(Collected data entries)
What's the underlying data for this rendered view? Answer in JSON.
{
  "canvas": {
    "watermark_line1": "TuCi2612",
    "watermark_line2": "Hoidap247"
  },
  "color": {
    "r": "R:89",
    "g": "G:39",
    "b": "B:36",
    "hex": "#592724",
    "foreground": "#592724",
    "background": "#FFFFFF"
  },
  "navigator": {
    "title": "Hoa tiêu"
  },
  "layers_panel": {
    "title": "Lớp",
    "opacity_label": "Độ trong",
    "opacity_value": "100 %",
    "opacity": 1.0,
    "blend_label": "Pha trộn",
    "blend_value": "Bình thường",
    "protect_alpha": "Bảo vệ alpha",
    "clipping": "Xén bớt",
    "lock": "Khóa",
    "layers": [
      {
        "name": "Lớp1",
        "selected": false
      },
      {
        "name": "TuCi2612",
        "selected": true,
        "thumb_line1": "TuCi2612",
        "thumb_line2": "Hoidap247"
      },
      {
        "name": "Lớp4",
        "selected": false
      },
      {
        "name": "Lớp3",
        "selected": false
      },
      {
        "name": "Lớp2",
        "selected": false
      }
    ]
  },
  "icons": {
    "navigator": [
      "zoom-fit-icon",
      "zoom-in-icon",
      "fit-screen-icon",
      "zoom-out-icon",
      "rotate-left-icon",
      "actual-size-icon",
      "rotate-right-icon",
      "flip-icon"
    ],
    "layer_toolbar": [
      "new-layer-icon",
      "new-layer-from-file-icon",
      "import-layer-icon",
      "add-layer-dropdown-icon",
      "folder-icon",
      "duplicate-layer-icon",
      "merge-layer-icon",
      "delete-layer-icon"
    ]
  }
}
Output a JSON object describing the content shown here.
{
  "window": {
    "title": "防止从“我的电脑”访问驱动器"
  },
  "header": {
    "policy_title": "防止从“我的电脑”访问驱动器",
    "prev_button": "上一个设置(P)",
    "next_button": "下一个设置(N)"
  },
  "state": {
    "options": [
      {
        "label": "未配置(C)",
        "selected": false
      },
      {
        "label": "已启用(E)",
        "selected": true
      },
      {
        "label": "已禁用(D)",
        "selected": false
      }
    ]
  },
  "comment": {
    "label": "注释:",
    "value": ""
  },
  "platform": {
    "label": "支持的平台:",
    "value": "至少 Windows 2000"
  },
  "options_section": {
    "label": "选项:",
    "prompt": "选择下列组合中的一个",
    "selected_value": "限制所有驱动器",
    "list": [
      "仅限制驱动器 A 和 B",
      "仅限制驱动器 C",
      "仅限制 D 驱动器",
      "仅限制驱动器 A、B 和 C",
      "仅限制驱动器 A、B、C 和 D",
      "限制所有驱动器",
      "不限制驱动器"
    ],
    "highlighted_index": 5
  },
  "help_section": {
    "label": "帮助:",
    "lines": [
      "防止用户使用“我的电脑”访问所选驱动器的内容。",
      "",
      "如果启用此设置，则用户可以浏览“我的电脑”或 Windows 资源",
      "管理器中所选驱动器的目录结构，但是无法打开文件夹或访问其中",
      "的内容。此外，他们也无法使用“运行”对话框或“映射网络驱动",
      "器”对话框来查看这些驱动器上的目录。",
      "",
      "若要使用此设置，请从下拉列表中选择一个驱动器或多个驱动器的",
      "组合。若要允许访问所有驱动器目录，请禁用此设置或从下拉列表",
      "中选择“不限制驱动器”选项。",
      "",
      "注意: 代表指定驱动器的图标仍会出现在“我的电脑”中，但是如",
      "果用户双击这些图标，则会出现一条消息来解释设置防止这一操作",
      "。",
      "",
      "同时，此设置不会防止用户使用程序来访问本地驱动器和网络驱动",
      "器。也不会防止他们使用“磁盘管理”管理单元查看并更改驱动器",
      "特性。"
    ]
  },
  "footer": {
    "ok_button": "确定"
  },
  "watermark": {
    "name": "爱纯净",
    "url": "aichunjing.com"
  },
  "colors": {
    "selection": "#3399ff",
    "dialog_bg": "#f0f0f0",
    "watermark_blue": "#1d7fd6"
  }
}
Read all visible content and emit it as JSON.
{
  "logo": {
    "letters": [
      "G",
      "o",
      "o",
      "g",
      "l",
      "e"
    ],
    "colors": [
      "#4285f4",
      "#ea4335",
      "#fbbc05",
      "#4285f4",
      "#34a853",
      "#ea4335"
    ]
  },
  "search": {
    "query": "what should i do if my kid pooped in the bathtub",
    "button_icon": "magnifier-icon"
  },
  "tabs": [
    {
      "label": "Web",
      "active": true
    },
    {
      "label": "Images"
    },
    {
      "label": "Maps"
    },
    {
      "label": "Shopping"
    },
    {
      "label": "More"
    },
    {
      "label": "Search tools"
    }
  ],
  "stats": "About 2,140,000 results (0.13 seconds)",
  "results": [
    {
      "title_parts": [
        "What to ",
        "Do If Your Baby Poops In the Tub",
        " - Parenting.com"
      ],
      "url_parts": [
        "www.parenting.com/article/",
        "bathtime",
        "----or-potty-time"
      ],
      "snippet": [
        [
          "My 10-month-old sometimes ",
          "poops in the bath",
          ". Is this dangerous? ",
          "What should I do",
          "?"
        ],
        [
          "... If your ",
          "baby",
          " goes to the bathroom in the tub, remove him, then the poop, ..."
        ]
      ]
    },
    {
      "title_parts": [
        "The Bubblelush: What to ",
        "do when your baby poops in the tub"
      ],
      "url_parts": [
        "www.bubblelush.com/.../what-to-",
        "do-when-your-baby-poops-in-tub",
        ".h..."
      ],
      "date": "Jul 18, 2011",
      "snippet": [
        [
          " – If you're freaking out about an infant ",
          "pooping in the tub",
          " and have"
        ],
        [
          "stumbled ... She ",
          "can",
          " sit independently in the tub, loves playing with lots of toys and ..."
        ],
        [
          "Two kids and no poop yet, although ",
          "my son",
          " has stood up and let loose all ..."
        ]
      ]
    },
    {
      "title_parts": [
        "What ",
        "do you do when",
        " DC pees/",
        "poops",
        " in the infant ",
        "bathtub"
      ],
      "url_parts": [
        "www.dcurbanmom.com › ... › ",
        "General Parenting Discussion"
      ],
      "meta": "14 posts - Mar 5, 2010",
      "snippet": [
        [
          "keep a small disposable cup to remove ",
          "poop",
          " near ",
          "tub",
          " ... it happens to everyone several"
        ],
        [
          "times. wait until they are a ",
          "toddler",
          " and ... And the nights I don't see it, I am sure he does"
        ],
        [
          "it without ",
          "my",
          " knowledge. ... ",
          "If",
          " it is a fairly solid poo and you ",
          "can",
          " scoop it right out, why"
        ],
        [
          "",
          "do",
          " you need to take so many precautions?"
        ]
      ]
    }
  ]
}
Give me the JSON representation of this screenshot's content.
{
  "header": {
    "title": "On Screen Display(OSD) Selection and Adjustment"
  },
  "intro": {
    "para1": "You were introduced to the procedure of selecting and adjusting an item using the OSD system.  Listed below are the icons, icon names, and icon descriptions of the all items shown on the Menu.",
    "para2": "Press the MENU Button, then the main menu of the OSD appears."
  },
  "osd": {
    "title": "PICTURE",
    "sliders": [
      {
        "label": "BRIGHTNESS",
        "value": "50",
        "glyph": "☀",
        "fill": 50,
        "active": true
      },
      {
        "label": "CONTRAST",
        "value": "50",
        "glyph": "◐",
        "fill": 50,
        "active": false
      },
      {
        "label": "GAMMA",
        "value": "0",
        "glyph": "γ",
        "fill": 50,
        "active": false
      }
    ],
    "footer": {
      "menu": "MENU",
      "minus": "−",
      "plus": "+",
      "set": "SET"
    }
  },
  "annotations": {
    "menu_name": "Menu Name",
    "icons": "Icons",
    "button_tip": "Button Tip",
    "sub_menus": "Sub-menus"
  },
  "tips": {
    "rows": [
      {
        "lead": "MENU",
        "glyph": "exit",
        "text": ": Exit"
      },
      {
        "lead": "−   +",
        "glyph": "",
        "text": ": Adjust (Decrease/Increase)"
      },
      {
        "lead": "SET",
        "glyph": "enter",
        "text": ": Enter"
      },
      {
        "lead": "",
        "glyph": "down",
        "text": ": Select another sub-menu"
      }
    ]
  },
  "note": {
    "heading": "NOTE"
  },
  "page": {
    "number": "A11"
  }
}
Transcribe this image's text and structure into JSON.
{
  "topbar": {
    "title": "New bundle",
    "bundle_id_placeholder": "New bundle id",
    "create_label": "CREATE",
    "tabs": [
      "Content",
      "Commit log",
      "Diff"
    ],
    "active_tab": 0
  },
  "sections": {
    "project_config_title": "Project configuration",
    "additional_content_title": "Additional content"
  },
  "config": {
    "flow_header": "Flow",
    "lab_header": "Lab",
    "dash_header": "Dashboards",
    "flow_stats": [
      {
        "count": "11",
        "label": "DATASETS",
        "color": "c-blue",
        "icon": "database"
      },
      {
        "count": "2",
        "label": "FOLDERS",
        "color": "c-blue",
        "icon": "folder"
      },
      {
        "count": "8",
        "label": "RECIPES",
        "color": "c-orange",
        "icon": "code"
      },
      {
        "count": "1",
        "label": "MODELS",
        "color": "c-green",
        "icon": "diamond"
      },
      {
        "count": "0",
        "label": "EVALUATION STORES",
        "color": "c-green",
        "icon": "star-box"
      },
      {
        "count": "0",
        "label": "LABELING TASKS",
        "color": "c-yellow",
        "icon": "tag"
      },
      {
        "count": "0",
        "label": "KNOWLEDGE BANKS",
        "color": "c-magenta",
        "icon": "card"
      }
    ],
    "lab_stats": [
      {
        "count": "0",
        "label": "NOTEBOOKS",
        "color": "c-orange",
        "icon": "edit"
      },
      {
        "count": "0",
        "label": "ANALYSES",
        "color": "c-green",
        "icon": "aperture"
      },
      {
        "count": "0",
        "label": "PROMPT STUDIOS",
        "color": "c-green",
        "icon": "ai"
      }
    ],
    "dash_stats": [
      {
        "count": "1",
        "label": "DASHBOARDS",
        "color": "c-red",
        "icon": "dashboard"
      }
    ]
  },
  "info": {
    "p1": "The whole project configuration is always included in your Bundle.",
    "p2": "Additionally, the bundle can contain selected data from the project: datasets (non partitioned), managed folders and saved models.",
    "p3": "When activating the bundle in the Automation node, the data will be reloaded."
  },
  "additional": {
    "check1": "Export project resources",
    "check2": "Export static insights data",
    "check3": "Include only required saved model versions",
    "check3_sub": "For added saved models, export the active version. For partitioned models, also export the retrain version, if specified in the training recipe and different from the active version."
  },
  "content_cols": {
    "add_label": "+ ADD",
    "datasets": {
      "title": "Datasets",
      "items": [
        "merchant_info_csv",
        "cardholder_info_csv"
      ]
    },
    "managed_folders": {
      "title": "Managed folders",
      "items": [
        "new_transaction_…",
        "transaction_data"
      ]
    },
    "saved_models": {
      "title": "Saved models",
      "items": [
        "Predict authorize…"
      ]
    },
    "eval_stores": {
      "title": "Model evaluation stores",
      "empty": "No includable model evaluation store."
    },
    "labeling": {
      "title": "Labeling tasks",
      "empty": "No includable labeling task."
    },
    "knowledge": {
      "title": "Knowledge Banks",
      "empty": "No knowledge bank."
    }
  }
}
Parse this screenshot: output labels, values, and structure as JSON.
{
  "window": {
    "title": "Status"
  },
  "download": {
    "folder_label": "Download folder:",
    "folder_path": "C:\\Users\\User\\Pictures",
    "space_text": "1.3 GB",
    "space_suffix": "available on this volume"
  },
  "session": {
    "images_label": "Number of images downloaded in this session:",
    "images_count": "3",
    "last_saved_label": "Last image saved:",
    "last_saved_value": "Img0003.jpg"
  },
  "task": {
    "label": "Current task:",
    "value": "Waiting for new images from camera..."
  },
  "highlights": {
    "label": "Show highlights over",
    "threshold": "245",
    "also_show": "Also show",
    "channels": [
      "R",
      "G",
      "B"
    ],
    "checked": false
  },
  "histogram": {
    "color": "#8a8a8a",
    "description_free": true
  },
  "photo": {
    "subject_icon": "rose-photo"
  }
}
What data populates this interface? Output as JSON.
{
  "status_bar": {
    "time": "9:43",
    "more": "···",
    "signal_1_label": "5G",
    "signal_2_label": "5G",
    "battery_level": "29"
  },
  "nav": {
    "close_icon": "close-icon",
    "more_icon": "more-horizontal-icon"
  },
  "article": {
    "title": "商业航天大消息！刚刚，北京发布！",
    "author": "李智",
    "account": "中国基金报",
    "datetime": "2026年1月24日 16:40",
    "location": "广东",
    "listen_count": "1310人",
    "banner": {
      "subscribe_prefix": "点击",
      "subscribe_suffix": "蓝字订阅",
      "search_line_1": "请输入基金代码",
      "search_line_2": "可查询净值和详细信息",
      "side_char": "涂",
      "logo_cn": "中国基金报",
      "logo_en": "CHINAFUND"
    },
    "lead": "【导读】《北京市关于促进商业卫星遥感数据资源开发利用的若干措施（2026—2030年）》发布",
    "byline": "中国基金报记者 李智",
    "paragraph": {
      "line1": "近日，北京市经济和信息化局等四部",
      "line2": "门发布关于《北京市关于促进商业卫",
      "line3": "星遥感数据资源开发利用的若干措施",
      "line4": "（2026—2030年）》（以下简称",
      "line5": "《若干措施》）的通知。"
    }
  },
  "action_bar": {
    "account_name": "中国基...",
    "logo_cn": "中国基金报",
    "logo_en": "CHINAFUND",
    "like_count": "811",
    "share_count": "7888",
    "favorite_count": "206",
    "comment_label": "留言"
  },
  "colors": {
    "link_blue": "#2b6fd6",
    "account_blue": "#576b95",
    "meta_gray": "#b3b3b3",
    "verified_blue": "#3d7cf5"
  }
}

> Stated task:
Copy out every line holding the string "results".

> Correct response:
  "stats": "About 2,140,000 results (0.13 seconds)",
  "results": [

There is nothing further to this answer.